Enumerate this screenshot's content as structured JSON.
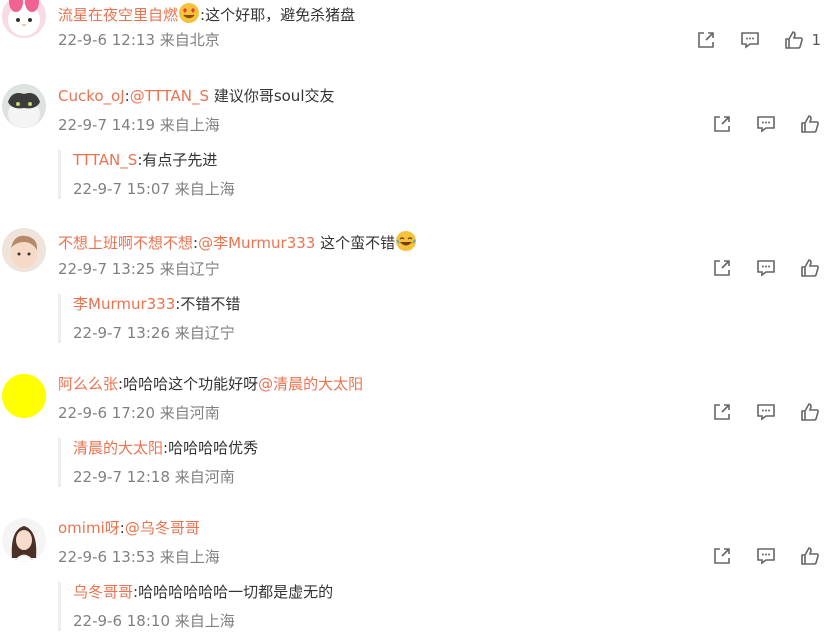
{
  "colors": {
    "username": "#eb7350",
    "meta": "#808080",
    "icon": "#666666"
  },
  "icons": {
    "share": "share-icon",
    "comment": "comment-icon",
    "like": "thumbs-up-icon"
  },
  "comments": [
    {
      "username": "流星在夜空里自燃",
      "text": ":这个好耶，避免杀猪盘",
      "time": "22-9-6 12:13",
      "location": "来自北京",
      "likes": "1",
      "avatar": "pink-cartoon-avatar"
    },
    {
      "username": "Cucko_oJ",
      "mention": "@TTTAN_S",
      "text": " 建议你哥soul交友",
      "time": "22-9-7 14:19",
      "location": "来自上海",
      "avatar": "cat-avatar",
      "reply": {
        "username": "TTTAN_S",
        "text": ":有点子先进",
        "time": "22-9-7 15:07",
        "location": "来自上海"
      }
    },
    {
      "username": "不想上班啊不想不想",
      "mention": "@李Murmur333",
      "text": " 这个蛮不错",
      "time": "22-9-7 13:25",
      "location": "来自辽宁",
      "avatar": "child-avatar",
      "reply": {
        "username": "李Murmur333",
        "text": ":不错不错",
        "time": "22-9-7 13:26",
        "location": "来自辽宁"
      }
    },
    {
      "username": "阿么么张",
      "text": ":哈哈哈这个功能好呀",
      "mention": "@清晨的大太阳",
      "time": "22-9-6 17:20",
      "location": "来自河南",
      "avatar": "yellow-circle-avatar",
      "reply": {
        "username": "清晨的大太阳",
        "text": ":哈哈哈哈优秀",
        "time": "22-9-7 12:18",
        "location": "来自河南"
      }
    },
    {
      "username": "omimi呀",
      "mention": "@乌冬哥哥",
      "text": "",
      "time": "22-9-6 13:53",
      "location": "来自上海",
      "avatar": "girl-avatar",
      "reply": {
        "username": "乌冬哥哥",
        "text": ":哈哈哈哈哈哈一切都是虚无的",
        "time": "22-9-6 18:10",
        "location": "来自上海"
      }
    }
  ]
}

____________

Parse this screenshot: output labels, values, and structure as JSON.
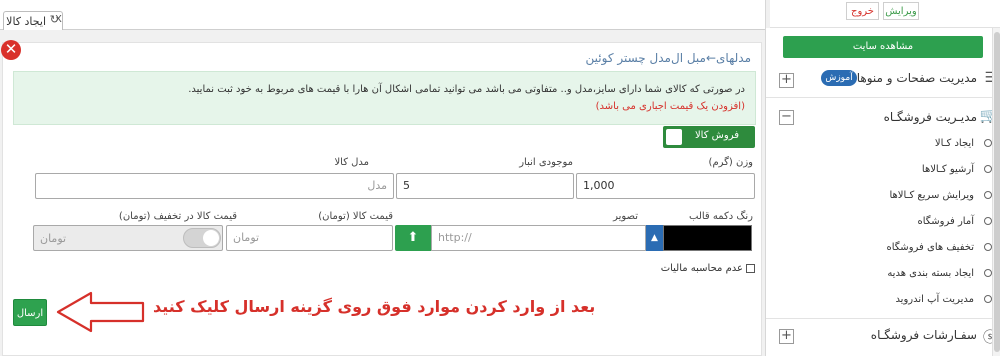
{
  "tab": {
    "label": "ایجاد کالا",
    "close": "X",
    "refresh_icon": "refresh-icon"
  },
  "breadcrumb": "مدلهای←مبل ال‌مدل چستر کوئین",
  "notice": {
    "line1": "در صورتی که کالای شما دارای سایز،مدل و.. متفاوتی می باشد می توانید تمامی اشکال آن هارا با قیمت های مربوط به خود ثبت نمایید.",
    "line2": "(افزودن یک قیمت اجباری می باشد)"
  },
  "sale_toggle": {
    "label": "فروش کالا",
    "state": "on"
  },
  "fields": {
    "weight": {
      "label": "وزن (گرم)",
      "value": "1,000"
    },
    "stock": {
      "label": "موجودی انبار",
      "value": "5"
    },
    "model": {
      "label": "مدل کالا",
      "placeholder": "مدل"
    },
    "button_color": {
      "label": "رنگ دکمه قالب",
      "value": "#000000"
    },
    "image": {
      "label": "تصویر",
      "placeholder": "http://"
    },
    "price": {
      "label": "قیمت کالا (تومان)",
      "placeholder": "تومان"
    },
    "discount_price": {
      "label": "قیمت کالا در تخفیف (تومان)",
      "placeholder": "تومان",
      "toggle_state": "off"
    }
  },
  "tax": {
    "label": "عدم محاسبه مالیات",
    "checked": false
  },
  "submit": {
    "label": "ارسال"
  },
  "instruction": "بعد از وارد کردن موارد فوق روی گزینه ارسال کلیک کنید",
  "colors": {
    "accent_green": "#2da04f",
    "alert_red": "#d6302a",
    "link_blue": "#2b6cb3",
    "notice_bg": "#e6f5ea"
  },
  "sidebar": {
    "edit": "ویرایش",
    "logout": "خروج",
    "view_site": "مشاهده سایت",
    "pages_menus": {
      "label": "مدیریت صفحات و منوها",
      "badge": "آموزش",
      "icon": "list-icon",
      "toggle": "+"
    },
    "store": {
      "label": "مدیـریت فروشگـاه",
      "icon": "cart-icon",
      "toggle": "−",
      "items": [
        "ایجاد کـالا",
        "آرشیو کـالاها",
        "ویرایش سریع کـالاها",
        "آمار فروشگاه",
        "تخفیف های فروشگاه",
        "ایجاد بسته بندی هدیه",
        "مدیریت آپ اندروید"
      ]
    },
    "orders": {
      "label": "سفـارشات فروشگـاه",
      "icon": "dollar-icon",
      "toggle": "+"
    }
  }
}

____________

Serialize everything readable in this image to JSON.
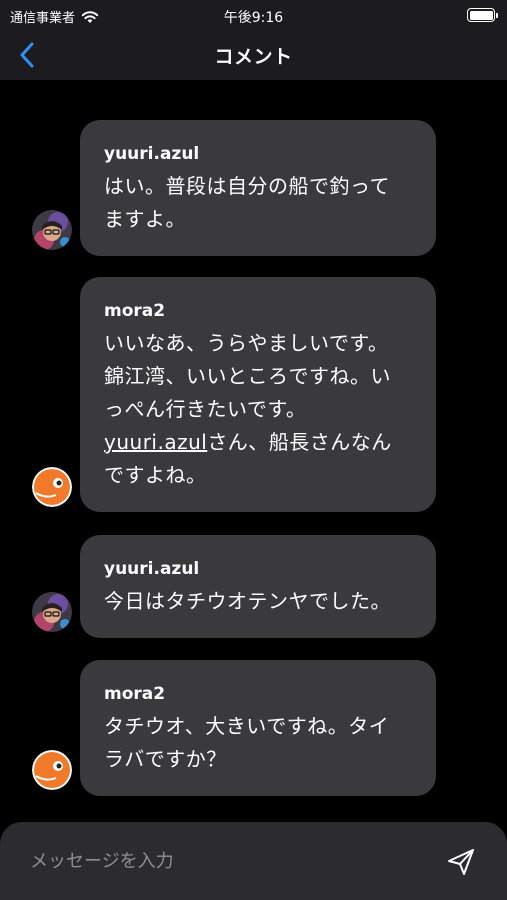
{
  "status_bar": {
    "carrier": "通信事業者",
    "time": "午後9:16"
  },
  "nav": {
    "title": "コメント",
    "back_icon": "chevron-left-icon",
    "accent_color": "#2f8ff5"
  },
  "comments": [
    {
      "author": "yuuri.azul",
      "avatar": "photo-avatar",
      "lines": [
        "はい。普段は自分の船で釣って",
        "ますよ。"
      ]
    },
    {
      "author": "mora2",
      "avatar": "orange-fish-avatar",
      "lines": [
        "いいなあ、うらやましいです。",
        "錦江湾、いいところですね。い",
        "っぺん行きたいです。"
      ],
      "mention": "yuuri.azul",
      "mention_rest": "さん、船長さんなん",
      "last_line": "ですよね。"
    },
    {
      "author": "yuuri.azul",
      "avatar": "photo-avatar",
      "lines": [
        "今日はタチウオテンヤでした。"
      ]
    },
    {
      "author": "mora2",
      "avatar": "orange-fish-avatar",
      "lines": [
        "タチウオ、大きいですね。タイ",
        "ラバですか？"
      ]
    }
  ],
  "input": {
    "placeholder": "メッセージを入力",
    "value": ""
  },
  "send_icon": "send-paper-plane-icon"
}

____________

Search the listing for the word "time". Copy every line in which it occurs.

      "time": "22-9-6 12:13",
      "time": "22-9-7 14:19",
        "time": "22-9-7 15:07",
      "time": "22-9-7 13:25",
        "time": "22-9-7 13:26",
      "time": "22-9-6 17:20",
        "time": "22-9-7 12:18",
      "time": "22-9-6 13:53",
        "time": "22-9-6 18:10",
    "time": "午後9:16"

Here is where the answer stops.